Supplied data

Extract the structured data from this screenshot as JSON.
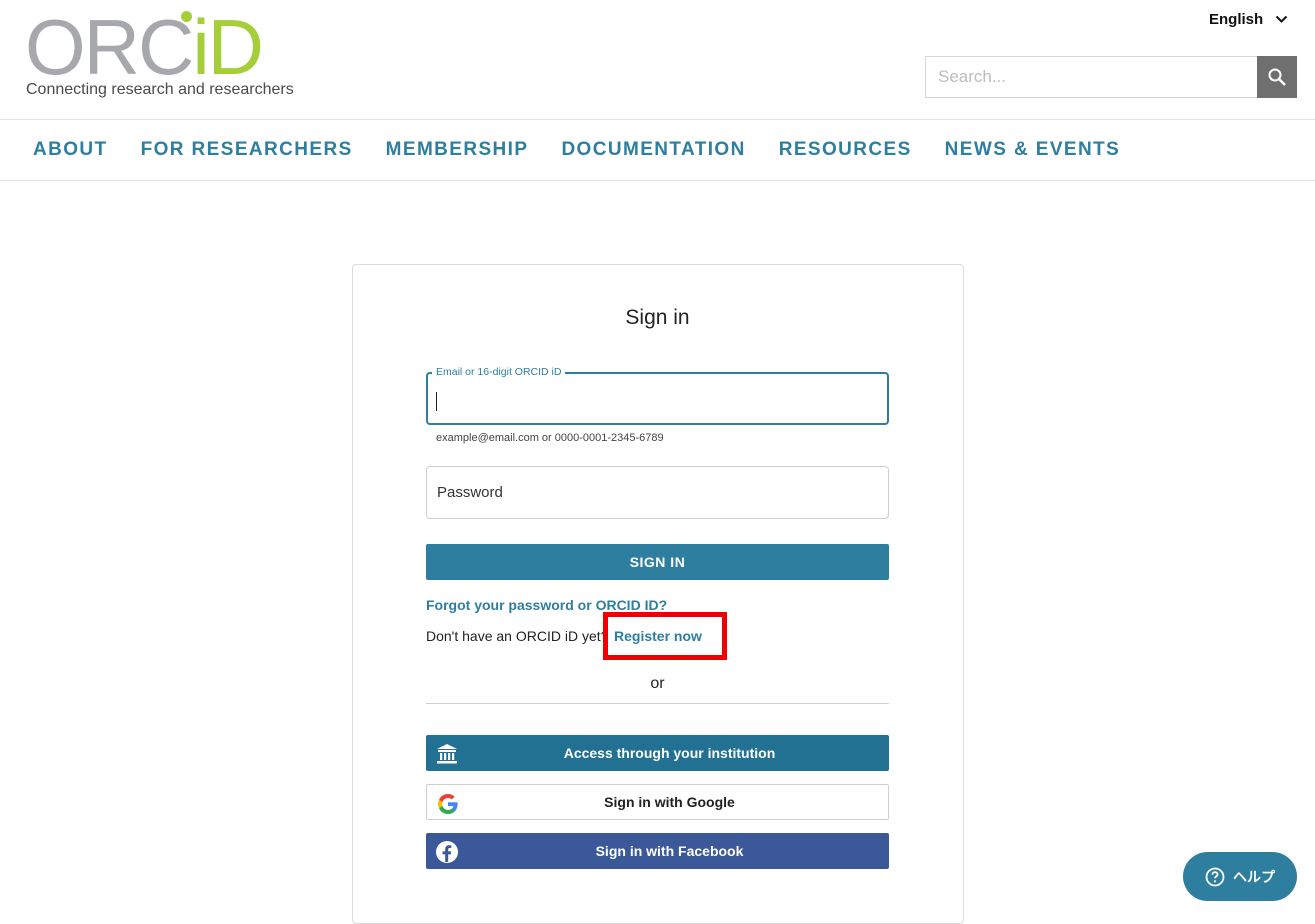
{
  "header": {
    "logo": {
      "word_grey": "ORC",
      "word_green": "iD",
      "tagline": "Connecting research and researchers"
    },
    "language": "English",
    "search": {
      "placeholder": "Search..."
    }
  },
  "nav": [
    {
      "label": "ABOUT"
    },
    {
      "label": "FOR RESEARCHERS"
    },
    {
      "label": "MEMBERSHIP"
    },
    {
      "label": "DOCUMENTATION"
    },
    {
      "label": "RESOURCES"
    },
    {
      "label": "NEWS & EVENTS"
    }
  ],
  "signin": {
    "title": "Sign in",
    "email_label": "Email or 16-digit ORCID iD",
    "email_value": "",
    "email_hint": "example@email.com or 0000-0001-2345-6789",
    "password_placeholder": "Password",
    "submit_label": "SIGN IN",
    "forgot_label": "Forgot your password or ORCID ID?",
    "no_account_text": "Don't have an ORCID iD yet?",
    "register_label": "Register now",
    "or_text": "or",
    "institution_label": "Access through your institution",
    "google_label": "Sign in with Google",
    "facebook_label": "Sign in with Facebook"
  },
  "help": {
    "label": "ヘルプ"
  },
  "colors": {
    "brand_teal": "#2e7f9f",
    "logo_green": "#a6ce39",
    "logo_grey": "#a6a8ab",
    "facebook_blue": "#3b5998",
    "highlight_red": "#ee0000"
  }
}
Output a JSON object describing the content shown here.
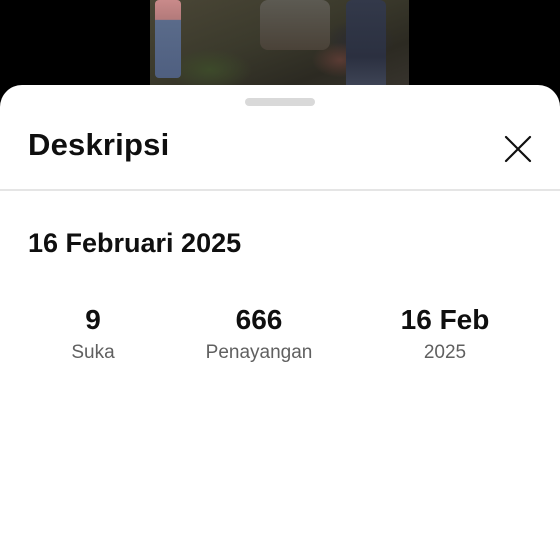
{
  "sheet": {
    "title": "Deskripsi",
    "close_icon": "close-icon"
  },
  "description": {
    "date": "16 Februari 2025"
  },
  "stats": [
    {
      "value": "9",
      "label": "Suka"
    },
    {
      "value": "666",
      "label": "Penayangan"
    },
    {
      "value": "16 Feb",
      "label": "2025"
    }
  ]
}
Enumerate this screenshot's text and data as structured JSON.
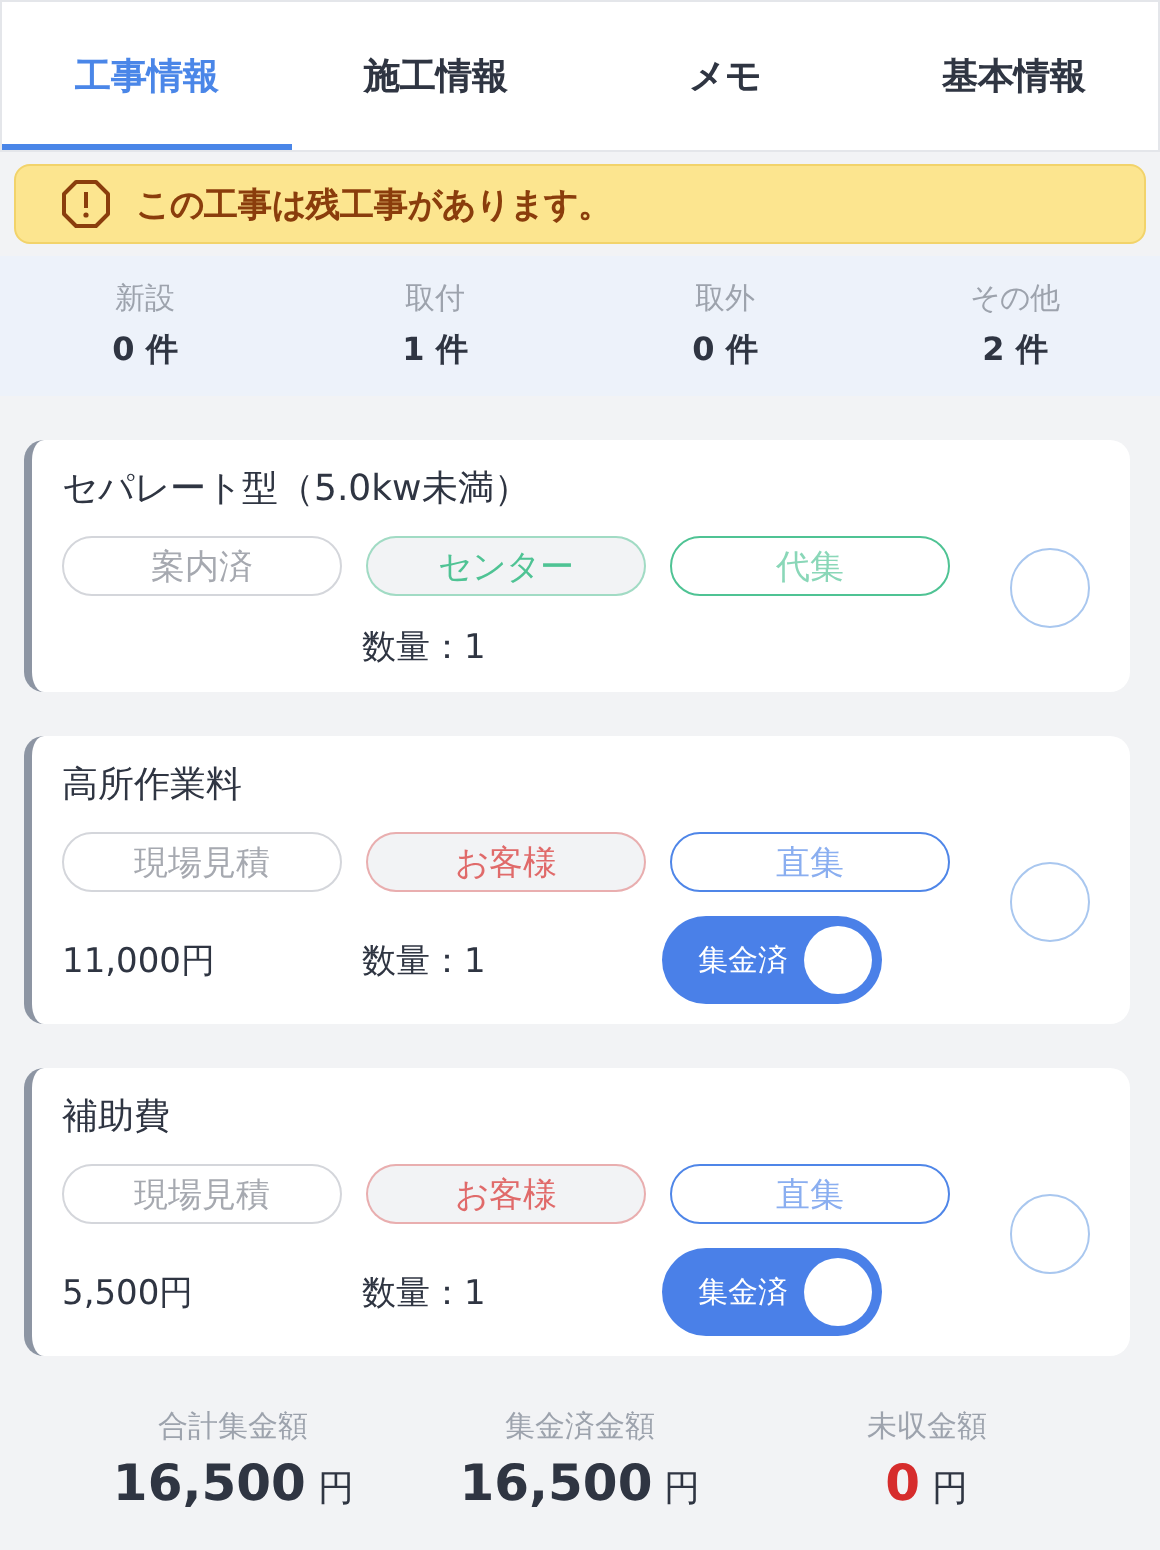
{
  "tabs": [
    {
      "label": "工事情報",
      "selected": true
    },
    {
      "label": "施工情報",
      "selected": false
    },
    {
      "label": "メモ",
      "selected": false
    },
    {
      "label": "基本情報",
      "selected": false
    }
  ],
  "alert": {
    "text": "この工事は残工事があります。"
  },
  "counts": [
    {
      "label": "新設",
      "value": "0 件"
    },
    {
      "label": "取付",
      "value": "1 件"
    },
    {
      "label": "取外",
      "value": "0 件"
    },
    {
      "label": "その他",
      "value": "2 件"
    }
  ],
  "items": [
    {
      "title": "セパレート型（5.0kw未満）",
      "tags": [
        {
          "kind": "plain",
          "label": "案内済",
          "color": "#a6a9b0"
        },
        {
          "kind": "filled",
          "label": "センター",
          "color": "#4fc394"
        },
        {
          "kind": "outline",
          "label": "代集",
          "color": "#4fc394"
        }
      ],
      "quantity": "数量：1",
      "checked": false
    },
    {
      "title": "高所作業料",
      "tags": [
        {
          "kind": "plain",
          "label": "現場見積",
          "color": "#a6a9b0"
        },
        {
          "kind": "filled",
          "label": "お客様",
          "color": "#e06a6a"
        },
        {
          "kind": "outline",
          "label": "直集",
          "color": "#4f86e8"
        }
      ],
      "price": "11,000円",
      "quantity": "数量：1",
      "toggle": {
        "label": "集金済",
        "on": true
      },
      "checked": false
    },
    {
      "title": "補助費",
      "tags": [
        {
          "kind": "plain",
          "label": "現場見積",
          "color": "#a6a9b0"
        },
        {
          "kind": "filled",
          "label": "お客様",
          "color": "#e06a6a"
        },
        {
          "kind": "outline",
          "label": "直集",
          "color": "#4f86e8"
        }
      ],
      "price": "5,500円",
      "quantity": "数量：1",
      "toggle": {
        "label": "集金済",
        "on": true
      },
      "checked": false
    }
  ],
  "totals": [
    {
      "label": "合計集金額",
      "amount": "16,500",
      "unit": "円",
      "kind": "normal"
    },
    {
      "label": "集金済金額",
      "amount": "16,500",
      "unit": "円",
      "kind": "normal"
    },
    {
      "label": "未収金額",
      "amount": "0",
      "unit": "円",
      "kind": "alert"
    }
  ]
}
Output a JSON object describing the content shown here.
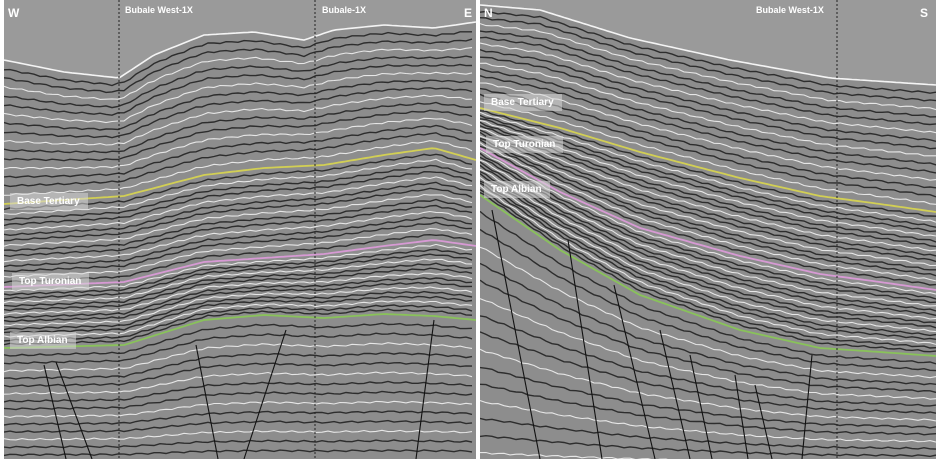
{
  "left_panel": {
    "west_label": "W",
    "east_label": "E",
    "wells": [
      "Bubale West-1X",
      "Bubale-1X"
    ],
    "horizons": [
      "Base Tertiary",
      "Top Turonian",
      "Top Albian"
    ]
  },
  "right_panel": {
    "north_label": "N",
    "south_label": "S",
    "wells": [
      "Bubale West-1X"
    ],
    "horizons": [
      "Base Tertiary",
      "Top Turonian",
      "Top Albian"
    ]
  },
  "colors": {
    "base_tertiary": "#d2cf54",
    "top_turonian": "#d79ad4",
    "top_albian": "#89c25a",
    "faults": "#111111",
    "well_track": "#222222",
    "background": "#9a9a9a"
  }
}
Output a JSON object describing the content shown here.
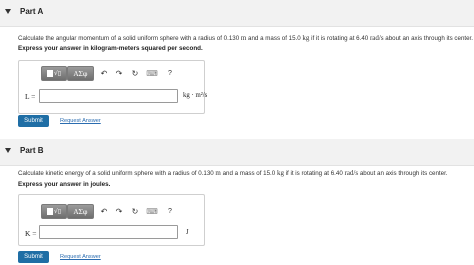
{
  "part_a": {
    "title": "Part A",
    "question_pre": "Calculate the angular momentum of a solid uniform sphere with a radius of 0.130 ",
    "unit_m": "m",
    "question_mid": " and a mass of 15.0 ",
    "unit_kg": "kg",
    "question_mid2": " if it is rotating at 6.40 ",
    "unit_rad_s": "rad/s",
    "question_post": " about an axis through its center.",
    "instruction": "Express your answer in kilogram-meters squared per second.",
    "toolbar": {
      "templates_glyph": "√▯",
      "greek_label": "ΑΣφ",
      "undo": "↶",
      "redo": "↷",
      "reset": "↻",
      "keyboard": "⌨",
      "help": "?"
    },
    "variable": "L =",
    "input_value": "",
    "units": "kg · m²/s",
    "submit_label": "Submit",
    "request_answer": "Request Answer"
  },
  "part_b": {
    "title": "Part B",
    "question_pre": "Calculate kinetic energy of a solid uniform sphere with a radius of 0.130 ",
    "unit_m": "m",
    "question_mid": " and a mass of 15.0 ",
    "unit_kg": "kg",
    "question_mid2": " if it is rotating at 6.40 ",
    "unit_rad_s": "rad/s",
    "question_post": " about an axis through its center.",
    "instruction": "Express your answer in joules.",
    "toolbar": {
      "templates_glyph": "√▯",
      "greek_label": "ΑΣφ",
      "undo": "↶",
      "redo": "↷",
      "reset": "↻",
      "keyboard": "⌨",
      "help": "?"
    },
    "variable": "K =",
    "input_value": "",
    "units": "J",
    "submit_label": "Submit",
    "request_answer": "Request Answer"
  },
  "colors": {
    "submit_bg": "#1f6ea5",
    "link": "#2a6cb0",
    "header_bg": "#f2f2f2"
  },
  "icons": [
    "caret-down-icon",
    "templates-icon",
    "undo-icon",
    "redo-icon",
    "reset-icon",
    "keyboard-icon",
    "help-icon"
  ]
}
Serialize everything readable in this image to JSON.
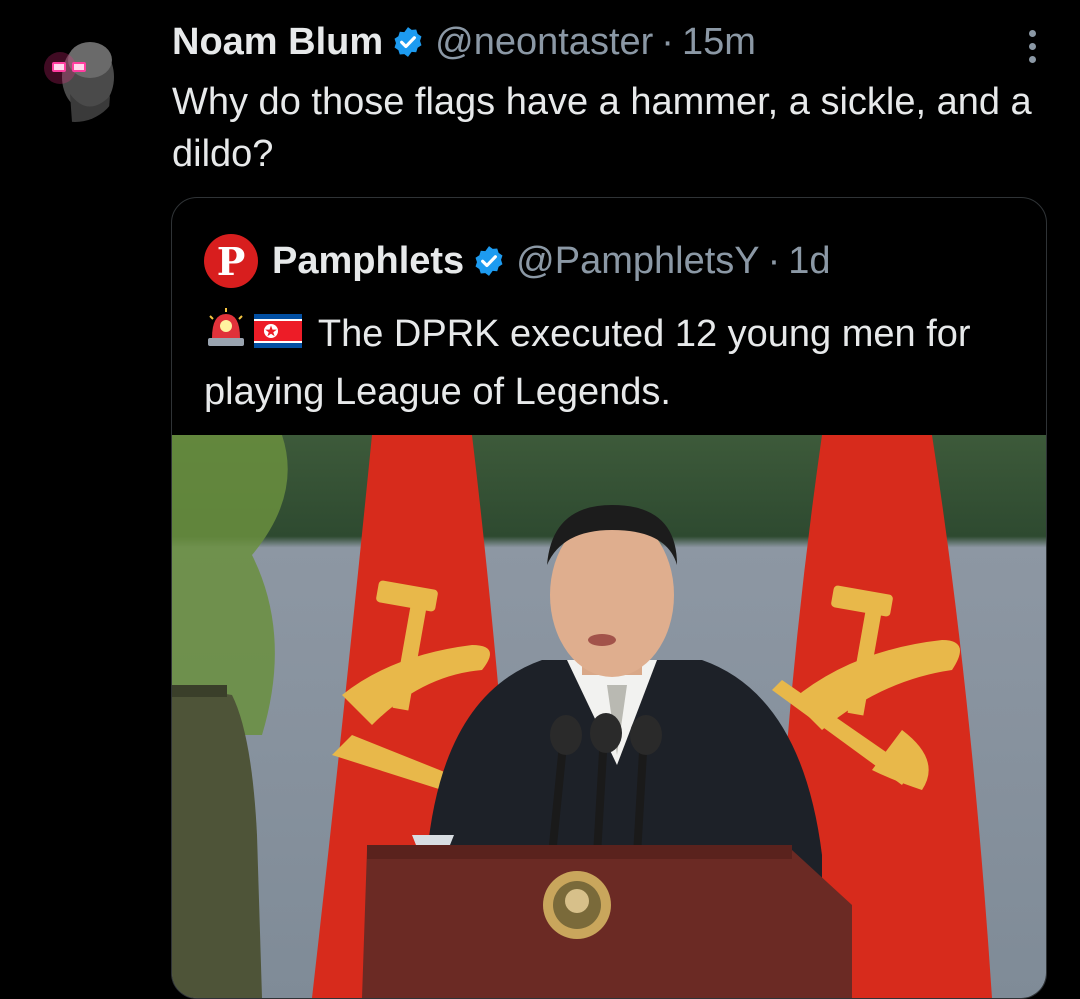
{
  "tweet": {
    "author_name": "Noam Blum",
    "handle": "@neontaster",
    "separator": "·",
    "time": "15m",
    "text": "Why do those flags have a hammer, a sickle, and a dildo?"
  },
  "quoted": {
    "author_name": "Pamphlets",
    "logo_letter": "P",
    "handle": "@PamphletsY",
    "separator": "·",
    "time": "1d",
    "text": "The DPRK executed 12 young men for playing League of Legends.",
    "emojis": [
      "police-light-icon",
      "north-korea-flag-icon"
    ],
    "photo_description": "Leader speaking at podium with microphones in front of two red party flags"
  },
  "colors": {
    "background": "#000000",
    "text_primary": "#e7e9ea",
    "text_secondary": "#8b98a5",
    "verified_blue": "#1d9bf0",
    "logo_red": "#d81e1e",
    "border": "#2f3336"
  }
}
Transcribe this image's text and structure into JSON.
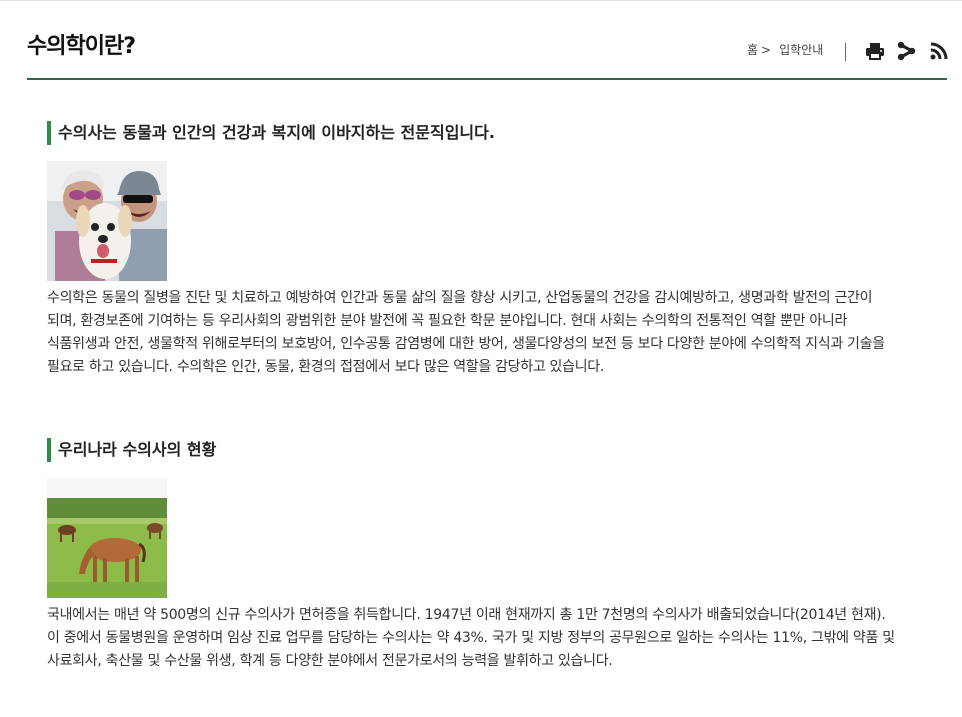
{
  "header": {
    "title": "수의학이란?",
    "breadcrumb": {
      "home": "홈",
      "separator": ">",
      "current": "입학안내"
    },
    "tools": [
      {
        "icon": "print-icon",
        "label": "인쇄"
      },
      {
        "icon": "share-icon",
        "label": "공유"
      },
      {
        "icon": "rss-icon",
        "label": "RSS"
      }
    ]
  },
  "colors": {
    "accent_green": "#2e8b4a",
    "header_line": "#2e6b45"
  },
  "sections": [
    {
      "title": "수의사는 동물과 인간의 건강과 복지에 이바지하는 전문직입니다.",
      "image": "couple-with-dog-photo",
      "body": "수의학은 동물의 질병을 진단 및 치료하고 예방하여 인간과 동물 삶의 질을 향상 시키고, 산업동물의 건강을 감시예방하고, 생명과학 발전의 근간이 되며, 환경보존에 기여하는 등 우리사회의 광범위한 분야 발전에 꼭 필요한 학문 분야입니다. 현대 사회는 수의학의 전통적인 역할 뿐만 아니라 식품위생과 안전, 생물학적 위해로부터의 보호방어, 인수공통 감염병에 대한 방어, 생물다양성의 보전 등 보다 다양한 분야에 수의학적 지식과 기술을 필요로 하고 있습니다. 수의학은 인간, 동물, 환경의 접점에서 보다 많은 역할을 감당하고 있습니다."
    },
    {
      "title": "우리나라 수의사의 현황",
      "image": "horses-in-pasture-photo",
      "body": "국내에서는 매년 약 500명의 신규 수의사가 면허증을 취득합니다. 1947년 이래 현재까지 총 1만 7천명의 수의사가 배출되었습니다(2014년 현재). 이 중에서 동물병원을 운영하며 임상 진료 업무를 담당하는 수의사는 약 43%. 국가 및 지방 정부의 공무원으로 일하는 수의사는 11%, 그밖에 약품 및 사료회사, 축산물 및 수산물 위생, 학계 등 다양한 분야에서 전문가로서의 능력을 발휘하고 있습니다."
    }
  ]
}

Challenge
Return every line of the preceding records in which the word "with" appears.

Expected answer
    "google_label": "Sign in with Google",
    "facebook_label": "Sign in with Facebook"
    "question_pre": "Calculate the angular momentum of a solid uniform sphere with a radius of 0.130 ",
    "question_pre": "Calculate kinetic energy of a solid uniform sphere with a radius of 0.130 ",
    "photo_description": "Leader speaking at podium with microphones in front of two red party flags"
      "image": "couple-with-dog-photo",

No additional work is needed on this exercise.